Records

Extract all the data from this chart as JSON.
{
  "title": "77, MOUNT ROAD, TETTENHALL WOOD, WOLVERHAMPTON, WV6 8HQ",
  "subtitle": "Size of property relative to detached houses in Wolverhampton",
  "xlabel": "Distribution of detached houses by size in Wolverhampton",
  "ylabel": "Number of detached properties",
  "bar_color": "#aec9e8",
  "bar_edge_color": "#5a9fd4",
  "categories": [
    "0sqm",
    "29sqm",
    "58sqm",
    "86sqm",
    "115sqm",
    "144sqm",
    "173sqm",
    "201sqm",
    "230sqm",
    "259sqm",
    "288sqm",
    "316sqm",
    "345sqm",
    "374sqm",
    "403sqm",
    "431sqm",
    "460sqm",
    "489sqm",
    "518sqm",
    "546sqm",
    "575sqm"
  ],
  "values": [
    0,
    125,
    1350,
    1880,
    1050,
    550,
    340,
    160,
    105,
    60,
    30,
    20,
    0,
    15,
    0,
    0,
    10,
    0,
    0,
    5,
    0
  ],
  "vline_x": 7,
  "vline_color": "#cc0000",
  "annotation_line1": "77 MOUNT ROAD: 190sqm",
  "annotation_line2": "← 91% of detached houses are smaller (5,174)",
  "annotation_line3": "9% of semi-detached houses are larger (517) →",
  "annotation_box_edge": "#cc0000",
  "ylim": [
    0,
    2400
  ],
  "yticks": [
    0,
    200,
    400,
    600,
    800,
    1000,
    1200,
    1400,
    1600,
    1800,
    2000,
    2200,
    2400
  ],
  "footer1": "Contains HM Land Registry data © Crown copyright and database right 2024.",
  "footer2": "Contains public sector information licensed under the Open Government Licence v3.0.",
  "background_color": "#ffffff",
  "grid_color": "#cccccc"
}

= EXERCISE AIM =
Take the entries above and transcribe them in full.

= TASK SOLUTION =
Extract all the data from this chart as JSON.
{
  "title": "77, MOUNT ROAD, TETTENHALL WOOD, WOLVERHAMPTON, WV6 8HQ",
  "subtitle": "Size of property relative to detached houses in Wolverhampton",
  "xlabel": "Distribution of detached houses by size in Wolverhampton",
  "ylabel": "Number of detached properties",
  "bar_color": "#aec9e8",
  "bar_edge_color": "#5a9fd4",
  "categories": [
    "0sqm",
    "29sqm",
    "58sqm",
    "86sqm",
    "115sqm",
    "144sqm",
    "173sqm",
    "201sqm",
    "230sqm",
    "259sqm",
    "288sqm",
    "316sqm",
    "345sqm",
    "374sqm",
    "403sqm",
    "431sqm",
    "460sqm",
    "489sqm",
    "518sqm",
    "546sqm",
    "575sqm"
  ],
  "values": [
    0,
    125,
    1350,
    1880,
    1050,
    550,
    340,
    160,
    105,
    60,
    30,
    20,
    0,
    15,
    0,
    0,
    10,
    0,
    0,
    5,
    0
  ],
  "vline_x": 7,
  "vline_color": "#cc0000",
  "annotation_line1": "77 MOUNT ROAD: 190sqm",
  "annotation_line2": "← 91% of detached houses are smaller (5,174)",
  "annotation_line3": "9% of semi-detached houses are larger (517) →",
  "annotation_box_edge": "#cc0000",
  "ylim": [
    0,
    2400
  ],
  "yticks": [
    0,
    200,
    400,
    600,
    800,
    1000,
    1200,
    1400,
    1600,
    1800,
    2000,
    2200,
    2400
  ],
  "footer1": "Contains HM Land Registry data © Crown copyright and database right 2024.",
  "footer2": "Contains public sector information licensed under the Open Government Licence v3.0.",
  "background_color": "#ffffff",
  "grid_color": "#cccccc"
}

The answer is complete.